[Dataset entries on figures]
____

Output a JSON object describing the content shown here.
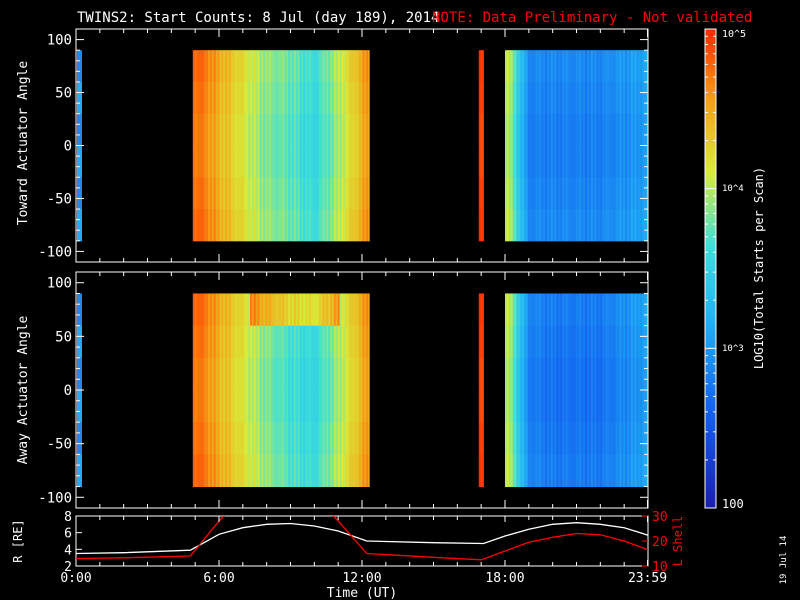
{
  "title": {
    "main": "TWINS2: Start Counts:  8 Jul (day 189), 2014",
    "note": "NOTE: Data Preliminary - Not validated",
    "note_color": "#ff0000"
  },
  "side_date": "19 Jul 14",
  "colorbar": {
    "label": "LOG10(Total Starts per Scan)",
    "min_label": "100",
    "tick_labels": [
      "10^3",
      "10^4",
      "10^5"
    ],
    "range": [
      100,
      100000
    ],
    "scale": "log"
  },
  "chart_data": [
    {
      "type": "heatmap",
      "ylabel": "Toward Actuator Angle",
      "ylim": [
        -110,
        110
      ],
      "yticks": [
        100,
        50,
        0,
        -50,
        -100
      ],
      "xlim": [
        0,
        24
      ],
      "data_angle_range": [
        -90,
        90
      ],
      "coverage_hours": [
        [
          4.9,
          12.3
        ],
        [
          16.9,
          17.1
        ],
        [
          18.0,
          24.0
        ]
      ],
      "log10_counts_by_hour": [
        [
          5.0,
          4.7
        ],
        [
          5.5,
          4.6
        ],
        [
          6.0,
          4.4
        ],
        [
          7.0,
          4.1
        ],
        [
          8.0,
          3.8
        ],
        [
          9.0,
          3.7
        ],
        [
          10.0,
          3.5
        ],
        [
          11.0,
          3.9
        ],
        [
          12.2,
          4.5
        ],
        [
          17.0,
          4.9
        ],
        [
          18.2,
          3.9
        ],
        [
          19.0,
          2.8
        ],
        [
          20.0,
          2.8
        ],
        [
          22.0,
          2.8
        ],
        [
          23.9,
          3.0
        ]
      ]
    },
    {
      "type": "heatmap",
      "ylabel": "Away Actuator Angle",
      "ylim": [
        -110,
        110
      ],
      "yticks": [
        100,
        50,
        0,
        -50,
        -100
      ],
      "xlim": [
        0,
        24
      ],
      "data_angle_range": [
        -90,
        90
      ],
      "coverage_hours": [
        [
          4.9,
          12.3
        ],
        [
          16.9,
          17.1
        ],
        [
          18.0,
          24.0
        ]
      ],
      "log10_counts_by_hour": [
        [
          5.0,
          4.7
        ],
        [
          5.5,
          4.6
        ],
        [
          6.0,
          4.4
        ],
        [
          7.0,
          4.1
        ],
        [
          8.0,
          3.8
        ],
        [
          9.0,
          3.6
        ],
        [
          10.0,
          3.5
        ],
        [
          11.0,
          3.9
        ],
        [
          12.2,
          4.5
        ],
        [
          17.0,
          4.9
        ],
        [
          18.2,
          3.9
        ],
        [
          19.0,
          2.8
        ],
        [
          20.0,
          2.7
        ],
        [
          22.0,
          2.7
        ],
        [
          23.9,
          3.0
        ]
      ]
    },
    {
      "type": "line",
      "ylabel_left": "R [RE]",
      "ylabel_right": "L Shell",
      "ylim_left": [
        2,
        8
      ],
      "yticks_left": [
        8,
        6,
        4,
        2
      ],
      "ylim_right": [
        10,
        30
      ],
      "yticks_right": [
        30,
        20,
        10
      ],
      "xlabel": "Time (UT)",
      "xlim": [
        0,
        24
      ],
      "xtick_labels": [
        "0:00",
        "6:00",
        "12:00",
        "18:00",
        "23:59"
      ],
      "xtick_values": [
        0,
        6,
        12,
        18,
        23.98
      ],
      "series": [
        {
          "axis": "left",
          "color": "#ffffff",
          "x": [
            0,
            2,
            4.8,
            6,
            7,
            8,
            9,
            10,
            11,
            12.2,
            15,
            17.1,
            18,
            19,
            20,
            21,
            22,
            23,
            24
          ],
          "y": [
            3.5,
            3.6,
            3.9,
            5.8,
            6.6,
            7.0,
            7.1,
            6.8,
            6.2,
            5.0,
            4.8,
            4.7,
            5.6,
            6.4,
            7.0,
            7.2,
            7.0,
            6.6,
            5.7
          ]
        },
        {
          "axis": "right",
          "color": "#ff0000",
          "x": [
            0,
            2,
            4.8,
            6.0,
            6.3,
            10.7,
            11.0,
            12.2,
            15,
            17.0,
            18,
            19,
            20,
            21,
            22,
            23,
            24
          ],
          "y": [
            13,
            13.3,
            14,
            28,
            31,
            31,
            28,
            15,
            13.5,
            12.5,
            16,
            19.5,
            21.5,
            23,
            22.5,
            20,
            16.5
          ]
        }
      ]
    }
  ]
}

____

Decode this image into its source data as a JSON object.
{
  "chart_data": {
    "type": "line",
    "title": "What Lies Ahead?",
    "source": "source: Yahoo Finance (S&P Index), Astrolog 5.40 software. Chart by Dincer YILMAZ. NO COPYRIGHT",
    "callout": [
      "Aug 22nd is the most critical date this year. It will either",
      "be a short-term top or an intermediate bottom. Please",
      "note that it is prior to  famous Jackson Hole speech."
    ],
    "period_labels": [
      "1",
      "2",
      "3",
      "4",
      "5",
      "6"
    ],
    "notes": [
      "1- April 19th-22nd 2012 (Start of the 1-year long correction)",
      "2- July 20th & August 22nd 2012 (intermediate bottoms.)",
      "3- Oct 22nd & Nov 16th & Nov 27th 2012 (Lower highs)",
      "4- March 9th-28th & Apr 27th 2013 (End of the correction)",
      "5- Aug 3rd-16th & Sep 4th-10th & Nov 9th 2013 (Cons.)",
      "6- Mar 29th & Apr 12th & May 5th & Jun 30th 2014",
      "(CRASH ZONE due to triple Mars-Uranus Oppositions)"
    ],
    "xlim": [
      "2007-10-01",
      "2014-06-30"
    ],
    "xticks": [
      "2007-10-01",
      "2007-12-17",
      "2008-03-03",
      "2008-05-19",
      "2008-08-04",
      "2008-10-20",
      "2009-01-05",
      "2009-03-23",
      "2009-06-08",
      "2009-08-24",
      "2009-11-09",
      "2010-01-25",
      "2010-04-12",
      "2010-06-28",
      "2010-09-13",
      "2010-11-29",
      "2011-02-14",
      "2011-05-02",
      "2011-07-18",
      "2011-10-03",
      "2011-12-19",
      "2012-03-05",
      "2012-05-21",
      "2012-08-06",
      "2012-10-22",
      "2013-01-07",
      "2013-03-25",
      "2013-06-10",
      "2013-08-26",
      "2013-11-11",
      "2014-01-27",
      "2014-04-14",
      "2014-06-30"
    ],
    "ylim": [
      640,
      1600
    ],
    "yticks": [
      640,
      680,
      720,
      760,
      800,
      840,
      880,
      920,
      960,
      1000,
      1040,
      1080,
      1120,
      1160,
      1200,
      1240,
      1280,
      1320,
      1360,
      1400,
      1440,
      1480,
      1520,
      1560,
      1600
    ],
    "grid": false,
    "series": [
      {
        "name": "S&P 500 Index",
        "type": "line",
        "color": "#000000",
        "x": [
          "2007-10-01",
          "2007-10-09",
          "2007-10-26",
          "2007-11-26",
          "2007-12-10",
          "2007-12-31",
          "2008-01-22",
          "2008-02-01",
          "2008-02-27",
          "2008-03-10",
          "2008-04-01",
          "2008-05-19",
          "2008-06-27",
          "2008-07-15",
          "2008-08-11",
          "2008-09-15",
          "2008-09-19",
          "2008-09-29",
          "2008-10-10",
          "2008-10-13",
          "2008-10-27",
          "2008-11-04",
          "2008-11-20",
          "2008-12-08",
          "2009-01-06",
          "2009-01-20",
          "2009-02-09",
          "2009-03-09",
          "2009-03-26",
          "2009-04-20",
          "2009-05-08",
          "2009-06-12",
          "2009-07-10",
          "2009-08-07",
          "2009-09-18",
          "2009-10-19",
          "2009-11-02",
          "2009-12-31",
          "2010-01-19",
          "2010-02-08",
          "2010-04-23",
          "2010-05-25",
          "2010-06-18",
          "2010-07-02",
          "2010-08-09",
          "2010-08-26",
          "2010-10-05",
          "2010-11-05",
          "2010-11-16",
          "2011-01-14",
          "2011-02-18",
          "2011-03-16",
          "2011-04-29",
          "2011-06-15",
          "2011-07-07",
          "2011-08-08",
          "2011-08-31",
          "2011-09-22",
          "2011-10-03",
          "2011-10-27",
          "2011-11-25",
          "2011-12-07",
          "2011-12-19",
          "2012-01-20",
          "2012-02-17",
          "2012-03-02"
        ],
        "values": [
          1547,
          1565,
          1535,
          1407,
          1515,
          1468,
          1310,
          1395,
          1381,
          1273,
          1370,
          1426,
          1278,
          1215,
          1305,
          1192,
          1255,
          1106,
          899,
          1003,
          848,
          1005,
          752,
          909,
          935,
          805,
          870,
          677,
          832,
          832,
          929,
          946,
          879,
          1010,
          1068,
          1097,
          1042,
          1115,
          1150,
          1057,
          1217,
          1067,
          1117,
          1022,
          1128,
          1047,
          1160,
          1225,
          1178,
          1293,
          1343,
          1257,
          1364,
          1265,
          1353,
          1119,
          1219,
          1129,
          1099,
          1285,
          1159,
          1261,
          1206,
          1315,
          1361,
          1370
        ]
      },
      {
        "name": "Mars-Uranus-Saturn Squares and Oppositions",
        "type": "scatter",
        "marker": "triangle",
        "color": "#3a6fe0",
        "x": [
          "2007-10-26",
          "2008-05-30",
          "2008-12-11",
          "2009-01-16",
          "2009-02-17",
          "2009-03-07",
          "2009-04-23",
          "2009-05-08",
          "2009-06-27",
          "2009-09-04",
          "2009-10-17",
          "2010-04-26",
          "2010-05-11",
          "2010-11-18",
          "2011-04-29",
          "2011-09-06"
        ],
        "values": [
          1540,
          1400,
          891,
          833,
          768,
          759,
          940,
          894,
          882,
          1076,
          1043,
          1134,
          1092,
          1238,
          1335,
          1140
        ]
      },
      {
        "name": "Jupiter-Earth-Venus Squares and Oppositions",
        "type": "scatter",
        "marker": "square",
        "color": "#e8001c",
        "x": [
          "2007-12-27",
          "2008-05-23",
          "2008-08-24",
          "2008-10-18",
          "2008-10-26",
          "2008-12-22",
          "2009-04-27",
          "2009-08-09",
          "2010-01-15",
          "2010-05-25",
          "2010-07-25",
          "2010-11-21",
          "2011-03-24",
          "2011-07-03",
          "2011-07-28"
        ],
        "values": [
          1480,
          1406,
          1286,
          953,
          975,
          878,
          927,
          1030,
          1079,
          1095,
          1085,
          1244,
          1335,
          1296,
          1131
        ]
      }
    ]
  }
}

____

**Problem to work on**
Scan the material above. Copy each line that holds the word "Actuator".

**Response**
      "ylabel": "Toward Actuator Angle",
      "ylabel": "Away Actuator Angle",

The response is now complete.